═════ DATA FOR THIS TASK
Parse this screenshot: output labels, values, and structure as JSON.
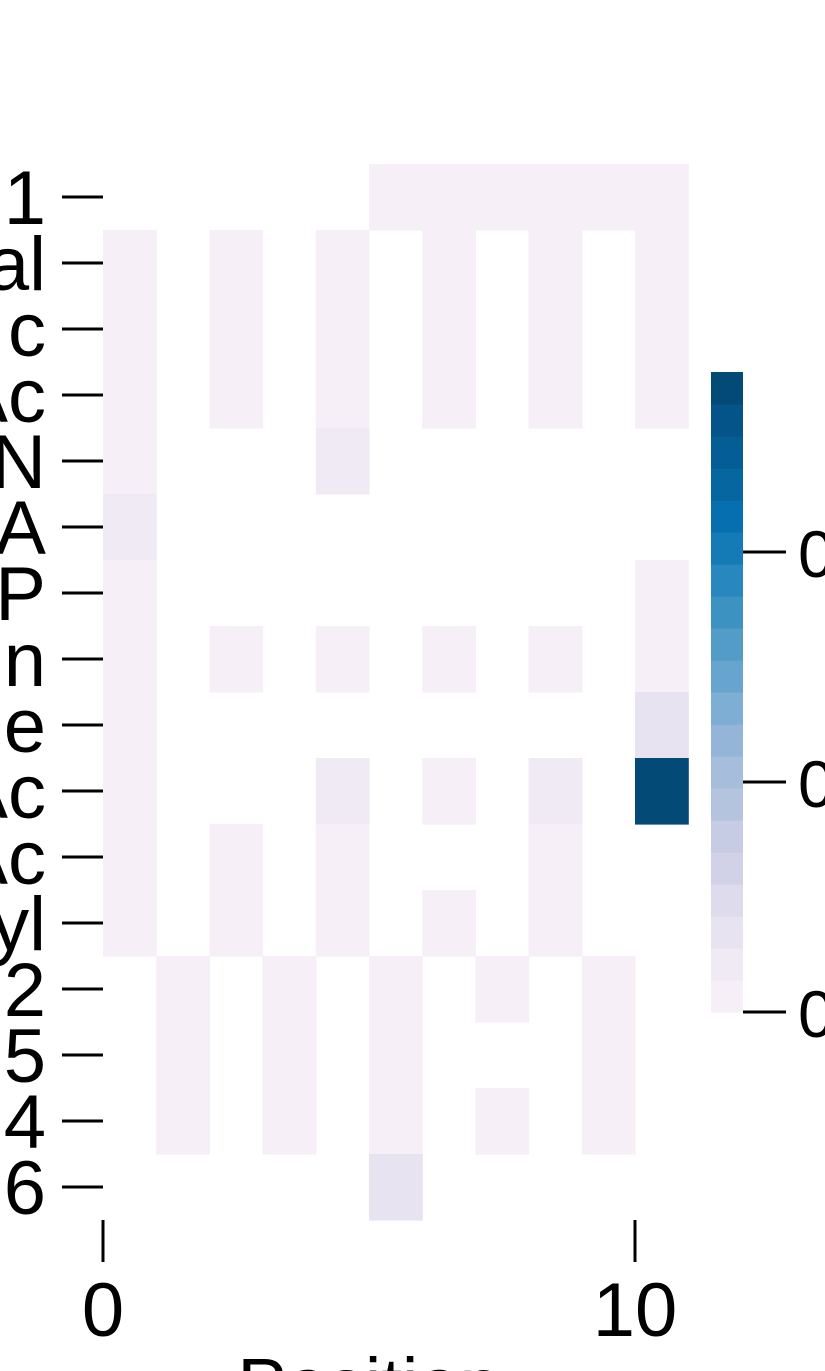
{
  "chart_data": {
    "type": "heatmap",
    "title": "",
    "xlabel": "Position",
    "ylabel": "",
    "x_ticks": [
      0,
      10
    ],
    "x_tick_labels": [
      "0",
      "10"
    ],
    "row_labels": [
      "1",
      "al",
      "c",
      "Ac",
      "N",
      "A",
      "P",
      "n",
      "e",
      "Ac",
      "Ac",
      "yl",
      "2",
      "5",
      "4",
      "6"
    ],
    "column_count": 11,
    "matrix": [
      [
        null,
        null,
        null,
        null,
        null,
        0.02,
        0.02,
        0.02,
        0.02,
        0.02,
        0.02
      ],
      [
        0.02,
        null,
        0.02,
        null,
        0.02,
        null,
        0.02,
        null,
        0.02,
        null,
        0.02
      ],
      [
        0.02,
        null,
        0.02,
        null,
        0.02,
        null,
        0.02,
        null,
        0.02,
        null,
        0.02
      ],
      [
        0.02,
        null,
        0.02,
        null,
        0.02,
        null,
        0.02,
        null,
        0.02,
        null,
        0.02
      ],
      [
        0.02,
        null,
        null,
        null,
        0.06,
        null,
        null,
        null,
        null,
        null,
        null
      ],
      [
        0.04,
        null,
        null,
        null,
        null,
        null,
        null,
        null,
        null,
        null,
        null
      ],
      [
        0.02,
        null,
        null,
        null,
        null,
        null,
        null,
        null,
        null,
        null,
        0.02
      ],
      [
        0.02,
        null,
        0.02,
        null,
        0.02,
        null,
        0.02,
        null,
        0.02,
        null,
        0.02
      ],
      [
        0.02,
        null,
        null,
        null,
        null,
        null,
        null,
        null,
        null,
        null,
        0.1
      ],
      [
        0.02,
        null,
        null,
        null,
        0.04,
        null,
        0.02,
        null,
        0.04,
        null,
        1.0
      ],
      [
        0.02,
        null,
        0.02,
        null,
        0.02,
        null,
        null,
        null,
        0.02,
        null,
        null
      ],
      [
        0.02,
        null,
        0.02,
        null,
        0.02,
        null,
        0.02,
        null,
        0.02,
        null,
        null
      ],
      [
        null,
        0.02,
        null,
        0.02,
        null,
        0.02,
        null,
        0.02,
        null,
        0.02,
        null
      ],
      [
        null,
        0.02,
        null,
        0.02,
        null,
        0.02,
        null,
        null,
        null,
        0.02,
        null
      ],
      [
        null,
        0.02,
        null,
        0.02,
        null,
        0.02,
        null,
        0.02,
        null,
        0.02,
        null
      ],
      [
        null,
        null,
        null,
        null,
        null,
        0.1,
        null,
        null,
        null,
        null,
        null
      ]
    ],
    "colorbar": {
      "colors": [
        "#f6eff7",
        "#f0eaf4",
        "#e7e3f0",
        "#dddbec",
        "#d1d2e7",
        "#c6cce3",
        "#b4c4df",
        "#a6bddb",
        "#95b5d8",
        "#7eaed4",
        "#67a5cf",
        "#549cc8",
        "#3c93c2",
        "#2787be",
        "#147bb7",
        "#056faf",
        "#0566a0",
        "#045d94",
        "#045489",
        "#034a76"
      ],
      "tick_labels": [
        "0",
        "0",
        "0"
      ]
    },
    "grid": false,
    "legend": "colorbar-right"
  }
}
══════════
EXERCISE DETAILS:
Using the records above, output their complete text exactly, minus any images.

TASK RESULT:
Parse this screenshot: output labels, values, and structure as JSON.
{
  "chart_data": {
    "type": "heatmap",
    "title": "",
    "xlabel": "Position",
    "ylabel": "",
    "x_ticks": [
      0,
      10
    ],
    "x_tick_labels": [
      "0",
      "10"
    ],
    "row_labels": [
      "1",
      "al",
      "c",
      "Ac",
      "N",
      "A",
      "P",
      "n",
      "e",
      "Ac",
      "Ac",
      "yl",
      "2",
      "5",
      "4",
      "6"
    ],
    "column_count": 11,
    "matrix": [
      [
        null,
        null,
        null,
        null,
        null,
        0.02,
        0.02,
        0.02,
        0.02,
        0.02,
        0.02
      ],
      [
        0.02,
        null,
        0.02,
        null,
        0.02,
        null,
        0.02,
        null,
        0.02,
        null,
        0.02
      ],
      [
        0.02,
        null,
        0.02,
        null,
        0.02,
        null,
        0.02,
        null,
        0.02,
        null,
        0.02
      ],
      [
        0.02,
        null,
        0.02,
        null,
        0.02,
        null,
        0.02,
        null,
        0.02,
        null,
        0.02
      ],
      [
        0.02,
        null,
        null,
        null,
        0.06,
        null,
        null,
        null,
        null,
        null,
        null
      ],
      [
        0.04,
        null,
        null,
        null,
        null,
        null,
        null,
        null,
        null,
        null,
        null
      ],
      [
        0.02,
        null,
        null,
        null,
        null,
        null,
        null,
        null,
        null,
        null,
        0.02
      ],
      [
        0.02,
        null,
        0.02,
        null,
        0.02,
        null,
        0.02,
        null,
        0.02,
        null,
        0.02
      ],
      [
        0.02,
        null,
        null,
        null,
        null,
        null,
        null,
        null,
        null,
        null,
        0.1
      ],
      [
        0.02,
        null,
        null,
        null,
        0.04,
        null,
        0.02,
        null,
        0.04,
        null,
        1.0
      ],
      [
        0.02,
        null,
        0.02,
        null,
        0.02,
        null,
        null,
        null,
        0.02,
        null,
        null
      ],
      [
        0.02,
        null,
        0.02,
        null,
        0.02,
        null,
        0.02,
        null,
        0.02,
        null,
        null
      ],
      [
        null,
        0.02,
        null,
        0.02,
        null,
        0.02,
        null,
        0.02,
        null,
        0.02,
        null
      ],
      [
        null,
        0.02,
        null,
        0.02,
        null,
        0.02,
        null,
        null,
        null,
        0.02,
        null
      ],
      [
        null,
        0.02,
        null,
        0.02,
        null,
        0.02,
        null,
        0.02,
        null,
        0.02,
        null
      ],
      [
        null,
        null,
        null,
        null,
        null,
        0.1,
        null,
        null,
        null,
        null,
        null
      ]
    ],
    "colorbar": {
      "colors": [
        "#f6eff7",
        "#f0eaf4",
        "#e7e3f0",
        "#dddbec",
        "#d1d2e7",
        "#c6cce3",
        "#b4c4df",
        "#a6bddb",
        "#95b5d8",
        "#7eaed4",
        "#67a5cf",
        "#549cc8",
        "#3c93c2",
        "#2787be",
        "#147bb7",
        "#056faf",
        "#0566a0",
        "#045d94",
        "#045489",
        "#034a76"
      ],
      "tick_labels": [
        "0",
        "0",
        "0"
      ]
    },
    "grid": false,
    "legend": "colorbar-right"
  }
}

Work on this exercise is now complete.